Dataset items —
::::

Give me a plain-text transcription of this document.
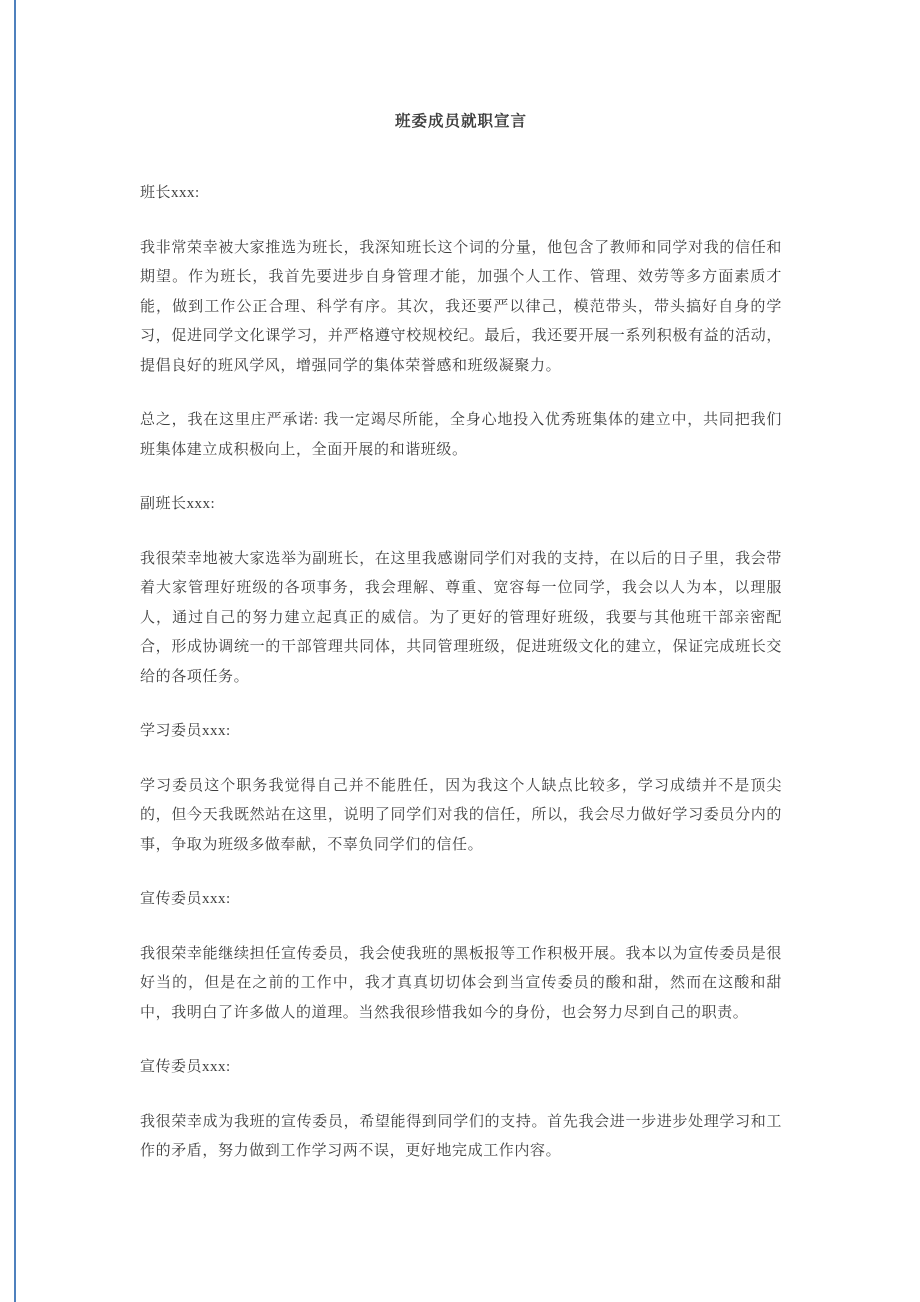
班委成员就职宣言

班长xxx:

我非常荣幸被大家推选为班长，我深知班长这个词的分量，他包含了教师和同学对我的信任和期望。作为班长，我首先要进步自身管理才能，加强个人工作、管理、效劳等多方面素质才能，做到工作公正合理、科学有序。其次，我还要严以律己，模范带头，带头搞好自身的学习，促进同学文化课学习，并严格遵守校规校纪。最后，我还要开展一系列积极有益的活动，提倡良好的班风学风，增强同学的集体荣誉感和班级凝聚力。

总之，我在这里庄严承诺: 我一定竭尽所能，全身心地投入优秀班集体的建立中，共同把我们班集体建立成积极向上，全面开展的和谐班级。

副班长xxx:

我很荣幸地被大家选举为副班长，在这里我感谢同学们对我的支持，在以后的日子里，我会带着大家管理好班级的各项事务，我会理解、尊重、宽容每一位同学，我会以人为本，以理服人，通过自己的努力建立起真正的威信。为了更好的管理好班级，我要与其他班干部亲密配合，形成协调统一的干部管理共同体，共同管理班级，促进班级文化的建立，保证完成班长交给的各项任务。

学习委员xxx:

学习委员这个职务我觉得自己并不能胜任，因为我这个人缺点比较多，学习成绩并不是顶尖的，但今天我既然站在这里，说明了同学们对我的信任，所以，我会尽力做好学习委员分内的事，争取为班级多做奉献，不辜负同学们的信任。

宣传委员xxx:

我很荣幸能继续担任宣传委员，我会使我班的黑板报等工作积极开展。我本以为宣传委员是很好当的，但是在之前的工作中，我才真真切切体会到当宣传委员的酸和甜，然而在这酸和甜中，我明白了许多做人的道理。当然我很珍惜我如今的身份，也会努力尽到自己的职责。

宣传委员xxx:

我很荣幸成为我班的宣传委员，希望能得到同学们的支持。首先我会进一步进步处理学习和工作的矛盾，努力做到工作学习两不误，更好地完成工作内容。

::::

Work to complete —
Copy the listing in full and without alteration, omitting every picture.

Complete answer —
Give me a plain-text transcription of this document.
班委成员就职宣言

班长xxx:

我非常荣幸被大家推选为班长，我深知班长这个词的分量，他包含了教师和同学对我的信任和期望。作为班长，我首先要进步自身管理才能，加强个人工作、管理、效劳等多方面素质才能，做到工作公正合理、科学有序。其次，我还要严以律己，模范带头，带头搞好自身的学习，促进同学文化课学习，并严格遵守校规校纪。最后，我还要开展一系列积极有益的活动，提倡良好的班风学风，增强同学的集体荣誉感和班级凝聚力。

总之，我在这里庄严承诺: 我一定竭尽所能，全身心地投入优秀班集体的建立中，共同把我们班集体建立成积极向上，全面开展的和谐班级。

副班长xxx:

我很荣幸地被大家选举为副班长，在这里我感谢同学们对我的支持，在以后的日子里，我会带着大家管理好班级的各项事务，我会理解、尊重、宽容每一位同学，我会以人为本，以理服人，通过自己的努力建立起真正的威信。为了更好的管理好班级，我要与其他班干部亲密配合，形成协调统一的干部管理共同体，共同管理班级，促进班级文化的建立，保证完成班长交给的各项任务。

学习委员xxx:

学习委员这个职务我觉得自己并不能胜任，因为我这个人缺点比较多，学习成绩并不是顶尖的，但今天我既然站在这里，说明了同学们对我的信任，所以，我会尽力做好学习委员分内的事，争取为班级多做奉献，不辜负同学们的信任。

宣传委员xxx:

我很荣幸能继续担任宣传委员，我会使我班的黑板报等工作积极开展。我本以为宣传委员是很好当的，但是在之前的工作中，我才真真切切体会到当宣传委员的酸和甜，然而在这酸和甜中，我明白了许多做人的道理。当然我很珍惜我如今的身份，也会努力尽到自己的职责。

宣传委员xxx:

我很荣幸成为我班的宣传委员，希望能得到同学们的支持。首先我会进一步进步处理学习和工作的矛盾，努力做到工作学习两不误，更好地完成工作内容。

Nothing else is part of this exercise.